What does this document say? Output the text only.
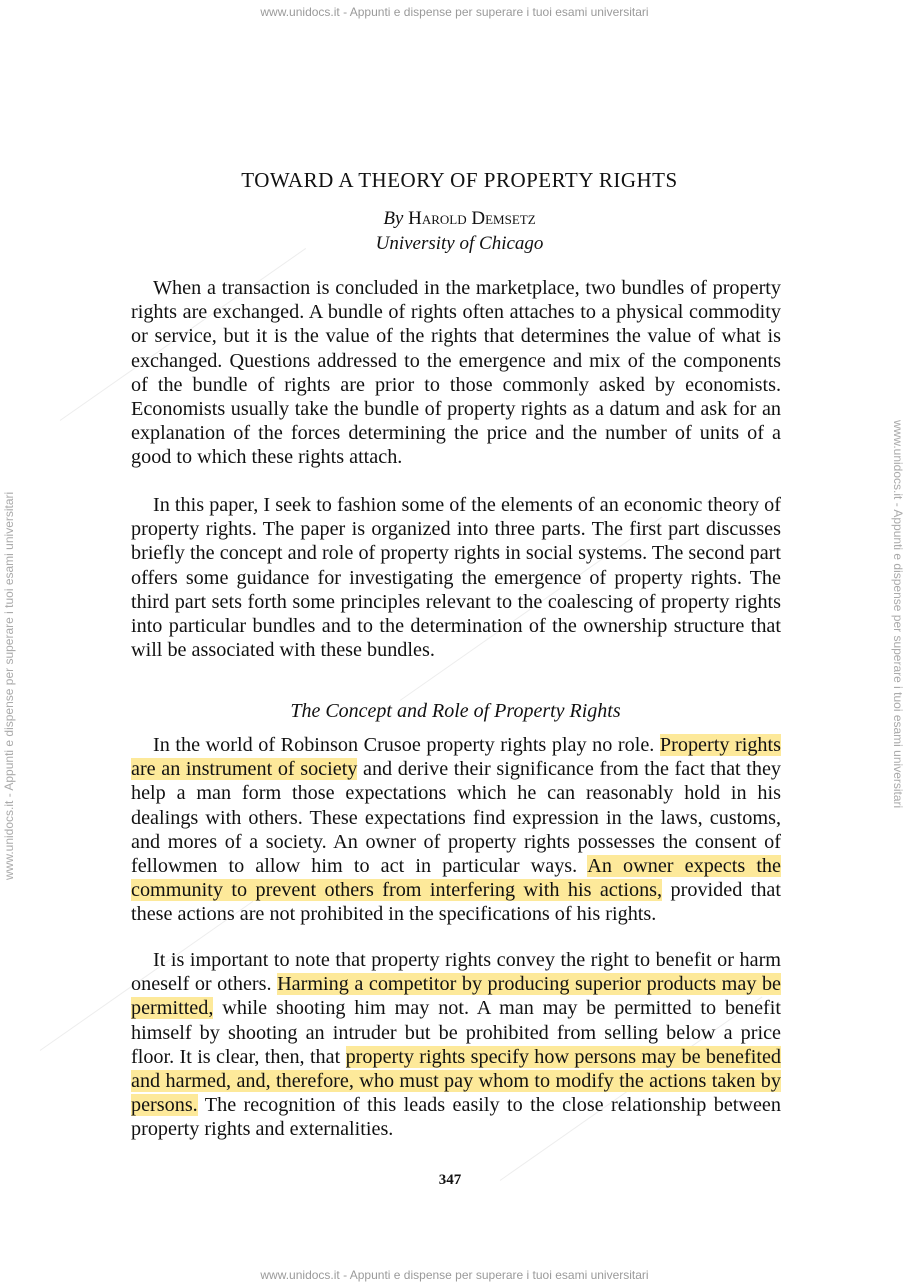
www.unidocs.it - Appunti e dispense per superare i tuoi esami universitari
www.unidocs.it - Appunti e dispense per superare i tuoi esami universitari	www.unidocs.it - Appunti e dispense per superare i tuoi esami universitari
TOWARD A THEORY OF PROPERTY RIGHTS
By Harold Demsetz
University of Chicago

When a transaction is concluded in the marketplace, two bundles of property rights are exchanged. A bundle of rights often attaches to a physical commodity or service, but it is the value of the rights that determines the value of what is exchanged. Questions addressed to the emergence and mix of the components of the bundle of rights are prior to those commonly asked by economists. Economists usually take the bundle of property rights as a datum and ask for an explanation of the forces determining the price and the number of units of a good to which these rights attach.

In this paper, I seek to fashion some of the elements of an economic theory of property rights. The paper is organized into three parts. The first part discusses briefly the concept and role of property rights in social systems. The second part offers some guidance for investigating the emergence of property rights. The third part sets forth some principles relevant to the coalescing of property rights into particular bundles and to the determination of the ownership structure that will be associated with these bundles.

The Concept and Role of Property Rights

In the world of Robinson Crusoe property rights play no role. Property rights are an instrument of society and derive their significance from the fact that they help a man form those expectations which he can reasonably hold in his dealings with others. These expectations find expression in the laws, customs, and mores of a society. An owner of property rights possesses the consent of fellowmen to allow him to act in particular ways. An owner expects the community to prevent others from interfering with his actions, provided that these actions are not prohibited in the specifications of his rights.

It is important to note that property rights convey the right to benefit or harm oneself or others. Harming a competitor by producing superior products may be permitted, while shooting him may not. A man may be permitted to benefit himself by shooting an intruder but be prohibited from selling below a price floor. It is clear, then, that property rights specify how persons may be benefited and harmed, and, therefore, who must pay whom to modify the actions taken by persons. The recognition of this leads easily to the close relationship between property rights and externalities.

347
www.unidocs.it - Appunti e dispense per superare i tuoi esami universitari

⁂

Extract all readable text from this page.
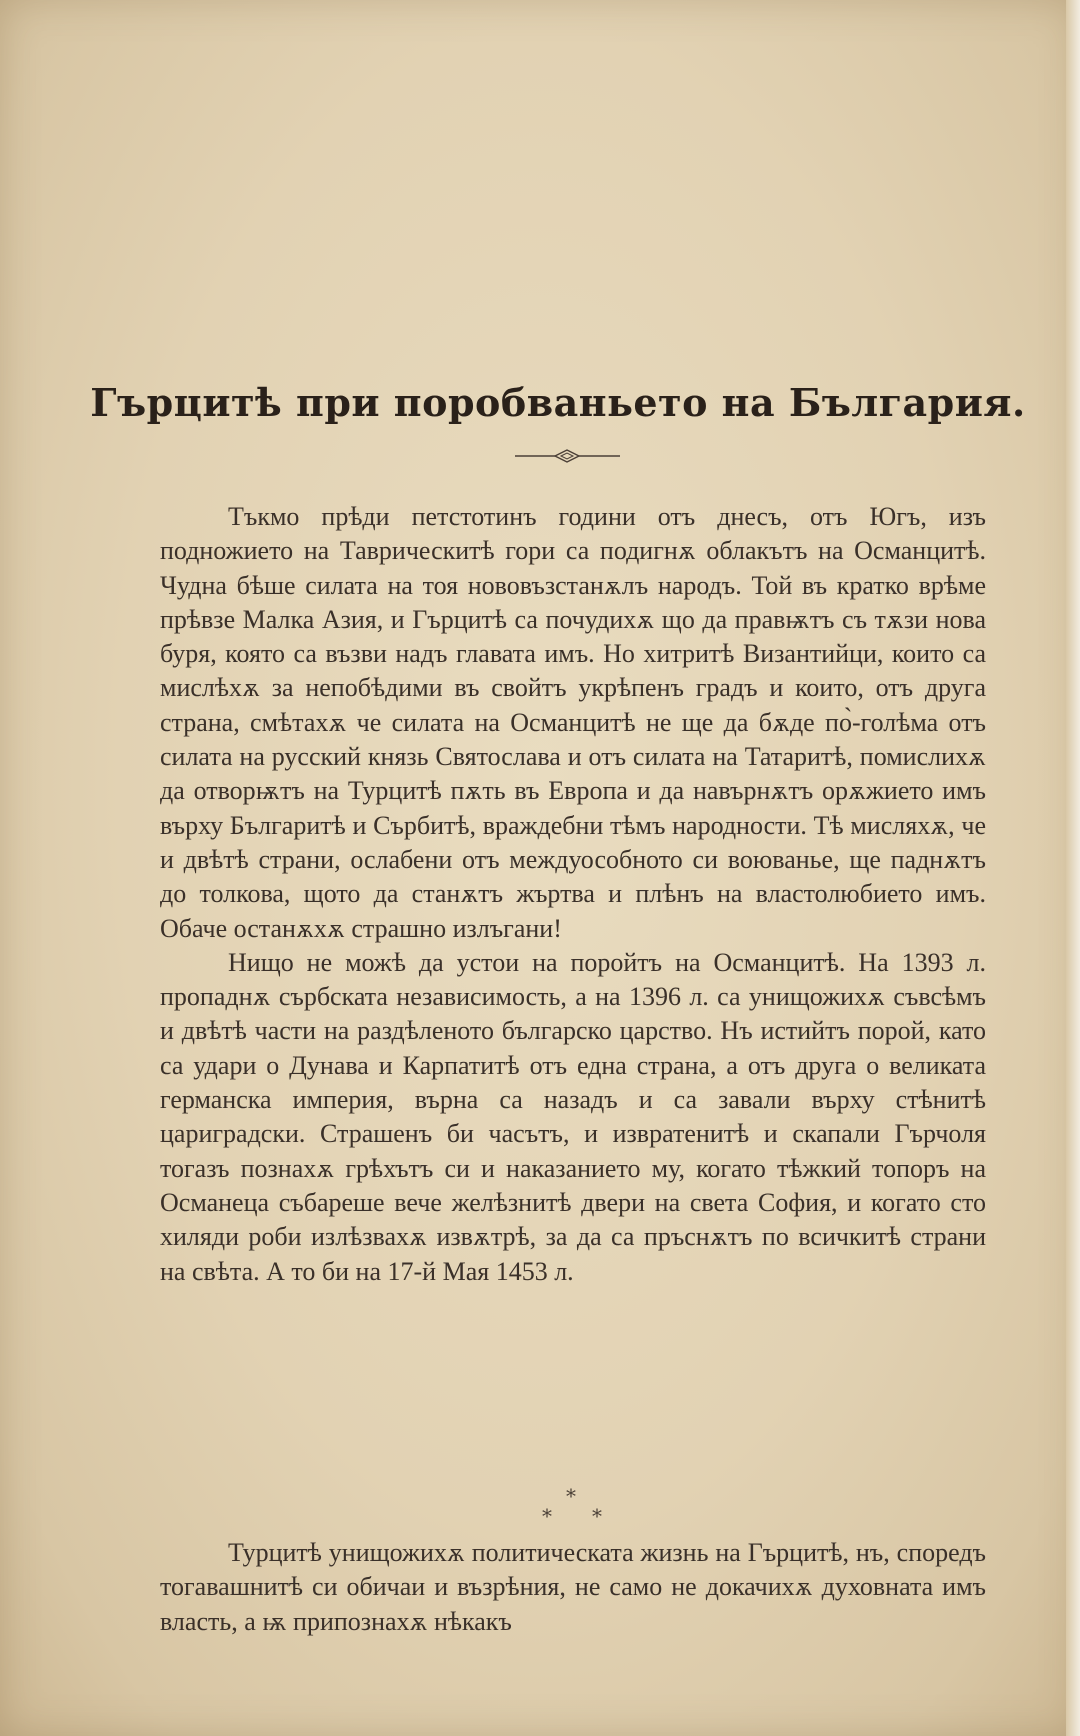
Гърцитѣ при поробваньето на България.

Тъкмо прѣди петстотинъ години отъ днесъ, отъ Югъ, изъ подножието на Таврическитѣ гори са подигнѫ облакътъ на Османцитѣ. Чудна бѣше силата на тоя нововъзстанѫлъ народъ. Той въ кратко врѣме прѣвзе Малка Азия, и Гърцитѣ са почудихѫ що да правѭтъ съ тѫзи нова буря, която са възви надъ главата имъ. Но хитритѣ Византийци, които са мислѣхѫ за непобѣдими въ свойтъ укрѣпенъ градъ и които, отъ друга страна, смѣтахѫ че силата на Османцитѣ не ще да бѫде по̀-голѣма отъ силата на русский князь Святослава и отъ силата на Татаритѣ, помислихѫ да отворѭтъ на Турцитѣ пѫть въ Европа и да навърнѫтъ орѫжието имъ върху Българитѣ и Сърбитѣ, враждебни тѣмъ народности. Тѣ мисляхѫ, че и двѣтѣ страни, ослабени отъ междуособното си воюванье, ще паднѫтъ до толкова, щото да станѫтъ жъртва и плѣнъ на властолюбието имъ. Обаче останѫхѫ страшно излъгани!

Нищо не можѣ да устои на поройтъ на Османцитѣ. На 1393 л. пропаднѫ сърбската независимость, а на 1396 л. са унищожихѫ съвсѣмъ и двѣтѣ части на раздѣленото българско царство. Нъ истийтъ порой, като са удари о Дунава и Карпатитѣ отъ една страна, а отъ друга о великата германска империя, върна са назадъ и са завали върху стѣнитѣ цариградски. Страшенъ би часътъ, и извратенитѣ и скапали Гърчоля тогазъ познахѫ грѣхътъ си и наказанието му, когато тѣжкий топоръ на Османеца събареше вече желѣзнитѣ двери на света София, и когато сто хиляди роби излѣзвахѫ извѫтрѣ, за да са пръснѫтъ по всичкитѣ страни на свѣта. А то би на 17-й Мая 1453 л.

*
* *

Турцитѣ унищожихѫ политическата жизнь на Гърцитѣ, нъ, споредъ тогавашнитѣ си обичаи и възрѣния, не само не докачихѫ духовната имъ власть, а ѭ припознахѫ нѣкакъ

⁂

## INSTRUCTION
Count how many lines above carry the word "others". Only the number is required.

## SOLUTION BELOW
2